Copy out all lines where "ठरवल" appears.

## begin The input

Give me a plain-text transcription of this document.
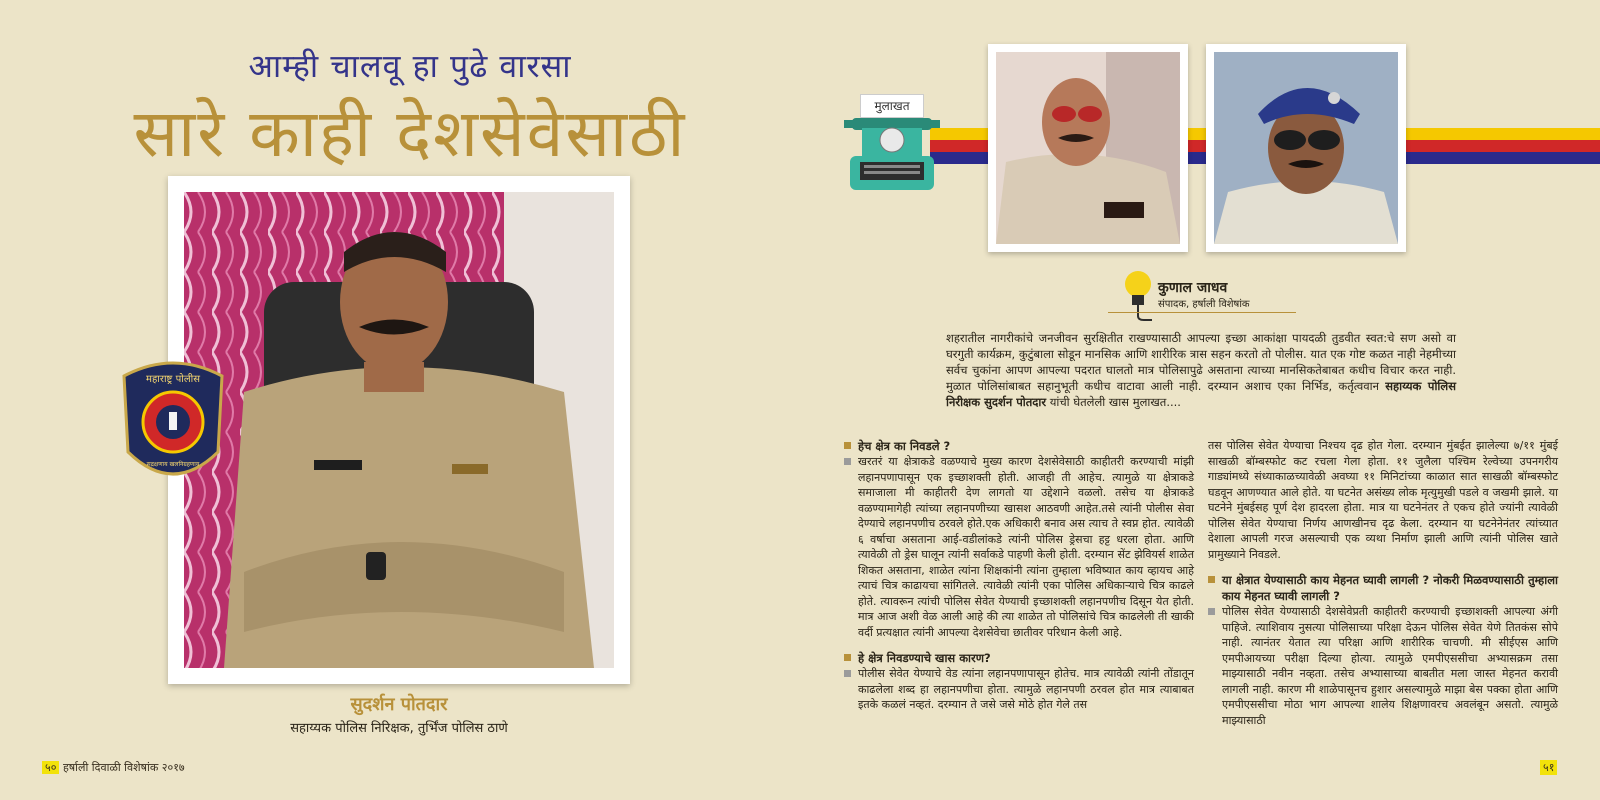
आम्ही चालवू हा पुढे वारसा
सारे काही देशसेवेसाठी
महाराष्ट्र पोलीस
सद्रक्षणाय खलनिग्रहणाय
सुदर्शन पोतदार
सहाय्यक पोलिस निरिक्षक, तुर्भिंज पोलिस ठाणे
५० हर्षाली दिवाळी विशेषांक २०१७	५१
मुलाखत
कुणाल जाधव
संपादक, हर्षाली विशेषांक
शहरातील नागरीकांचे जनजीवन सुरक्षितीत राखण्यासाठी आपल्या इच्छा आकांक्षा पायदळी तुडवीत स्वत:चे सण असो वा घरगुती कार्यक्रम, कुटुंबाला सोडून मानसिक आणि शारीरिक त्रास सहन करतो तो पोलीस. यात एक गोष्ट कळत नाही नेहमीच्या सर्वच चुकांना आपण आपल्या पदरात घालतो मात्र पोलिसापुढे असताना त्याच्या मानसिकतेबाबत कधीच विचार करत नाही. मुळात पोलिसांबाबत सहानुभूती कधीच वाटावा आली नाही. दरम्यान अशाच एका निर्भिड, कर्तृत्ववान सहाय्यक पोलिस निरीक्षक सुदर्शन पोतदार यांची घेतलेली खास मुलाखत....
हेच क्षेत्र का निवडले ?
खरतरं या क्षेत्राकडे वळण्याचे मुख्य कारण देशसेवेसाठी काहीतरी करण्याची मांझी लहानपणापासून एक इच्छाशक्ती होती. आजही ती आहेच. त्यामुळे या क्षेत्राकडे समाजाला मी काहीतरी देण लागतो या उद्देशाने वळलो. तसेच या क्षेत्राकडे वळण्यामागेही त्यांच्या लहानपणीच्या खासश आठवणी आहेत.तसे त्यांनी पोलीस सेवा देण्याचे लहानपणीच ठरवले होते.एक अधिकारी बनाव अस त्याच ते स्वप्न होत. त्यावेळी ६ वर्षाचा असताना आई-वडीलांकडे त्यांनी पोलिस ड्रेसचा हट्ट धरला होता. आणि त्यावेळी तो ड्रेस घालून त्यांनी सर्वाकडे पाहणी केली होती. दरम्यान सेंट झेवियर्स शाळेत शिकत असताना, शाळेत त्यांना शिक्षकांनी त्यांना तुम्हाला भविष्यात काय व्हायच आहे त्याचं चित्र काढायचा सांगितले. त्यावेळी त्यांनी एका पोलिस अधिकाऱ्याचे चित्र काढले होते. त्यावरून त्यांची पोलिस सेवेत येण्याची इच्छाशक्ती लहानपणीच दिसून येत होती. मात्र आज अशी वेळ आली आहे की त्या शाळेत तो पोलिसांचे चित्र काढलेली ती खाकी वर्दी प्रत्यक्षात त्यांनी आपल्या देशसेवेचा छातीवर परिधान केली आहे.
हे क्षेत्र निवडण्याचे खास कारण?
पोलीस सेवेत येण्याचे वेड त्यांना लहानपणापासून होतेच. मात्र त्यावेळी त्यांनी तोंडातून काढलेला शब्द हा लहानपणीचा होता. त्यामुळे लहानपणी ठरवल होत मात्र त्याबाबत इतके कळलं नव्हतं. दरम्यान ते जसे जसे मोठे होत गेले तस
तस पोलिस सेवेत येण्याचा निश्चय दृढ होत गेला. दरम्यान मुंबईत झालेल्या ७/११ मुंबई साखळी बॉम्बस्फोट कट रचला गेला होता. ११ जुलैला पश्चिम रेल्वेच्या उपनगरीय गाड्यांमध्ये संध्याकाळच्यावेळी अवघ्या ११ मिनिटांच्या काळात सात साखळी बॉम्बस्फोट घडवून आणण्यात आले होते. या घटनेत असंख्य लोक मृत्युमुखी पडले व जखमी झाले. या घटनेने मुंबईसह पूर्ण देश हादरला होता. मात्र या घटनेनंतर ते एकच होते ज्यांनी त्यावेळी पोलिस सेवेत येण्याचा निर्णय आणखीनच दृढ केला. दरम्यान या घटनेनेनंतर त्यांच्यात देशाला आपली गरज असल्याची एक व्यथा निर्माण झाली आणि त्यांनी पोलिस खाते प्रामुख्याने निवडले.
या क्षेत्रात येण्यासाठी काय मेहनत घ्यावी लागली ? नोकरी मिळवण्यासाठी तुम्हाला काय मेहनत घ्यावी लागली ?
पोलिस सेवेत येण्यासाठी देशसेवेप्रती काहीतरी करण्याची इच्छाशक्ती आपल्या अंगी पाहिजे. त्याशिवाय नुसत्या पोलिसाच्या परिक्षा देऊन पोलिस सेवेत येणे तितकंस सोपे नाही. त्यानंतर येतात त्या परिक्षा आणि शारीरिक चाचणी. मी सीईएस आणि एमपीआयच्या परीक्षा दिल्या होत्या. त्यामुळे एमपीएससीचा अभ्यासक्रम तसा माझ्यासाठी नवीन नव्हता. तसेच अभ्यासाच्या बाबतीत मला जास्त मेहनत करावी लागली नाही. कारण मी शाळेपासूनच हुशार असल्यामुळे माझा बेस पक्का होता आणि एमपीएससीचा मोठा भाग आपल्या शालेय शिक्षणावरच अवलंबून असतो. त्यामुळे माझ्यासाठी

## end The input

### In response
खरतरं या क्षेत्राकडे वळण्याचे मुख्य कारण देशसेवेसाठी काहीतरी करण्याची मांझी लहानपणापासून एक इच्छाशक्ती होती. आजही ती आहेच. त्यामुळे या क्षेत्राकडे समाजाला मी काहीतरी देण लागतो या उद्देशाने वळलो. तसेच या क्षेत्राकडे वळण्यामागेही त्यांच्या लहानपणीच्या खासश आठवणी आहेत.तसे त्यांनी पोलीस सेवा देण्याचे लहानपणीच ठरवले होते.एक अधिकारी बनाव अस त्याच ते स्वप्न होत. त्यावेळी ६ वर्षाचा असताना आई-वडीलांकडे त्यांनी पोलिस ड्रेसचा हट्ट धरला होता. आणि त्यावेळी तो ड्रेस घालून त्यांनी सर्वाकडे पाहणी केली होती. दरम्यान सेंट झेवियर्स शाळेत शिकत असताना, शाळेत त्यांना शिक्षकांनी त्यांना तुम्हाला भविष्यात काय व्हायच आहे त्याचं चित्र काढायचा सांगितले. त्यावेळी त्यांनी एका पोलिस अधिकाऱ्याचे चित्र काढले होते. त्यावरून त्यांची पोलिस सेवेत येण्याची इच्छाशक्ती लहानपणीच दिसून येत होती. मात्र आज अशी वेळ आली आहे की त्या शाळेत तो पोलिसांचे चित्र काढलेली ती खाकी वर्दी प्रत्यक्षात त्यांनी आपल्या देशसेवेचा छातीवर परिधान केली आहे.
पोलीस सेवेत येण्याचे वेड त्यांना लहानपणापासून होतेच. मात्र त्यावेळी त्यांनी तोंडातून काढलेला शब्द हा लहानपणीचा होता. त्यामुळे लहानपणी ठरवल होत मात्र त्याबाबत इतके कळलं नव्हतं. दरम्यान ते जसे जसे मोठे होत गेले तस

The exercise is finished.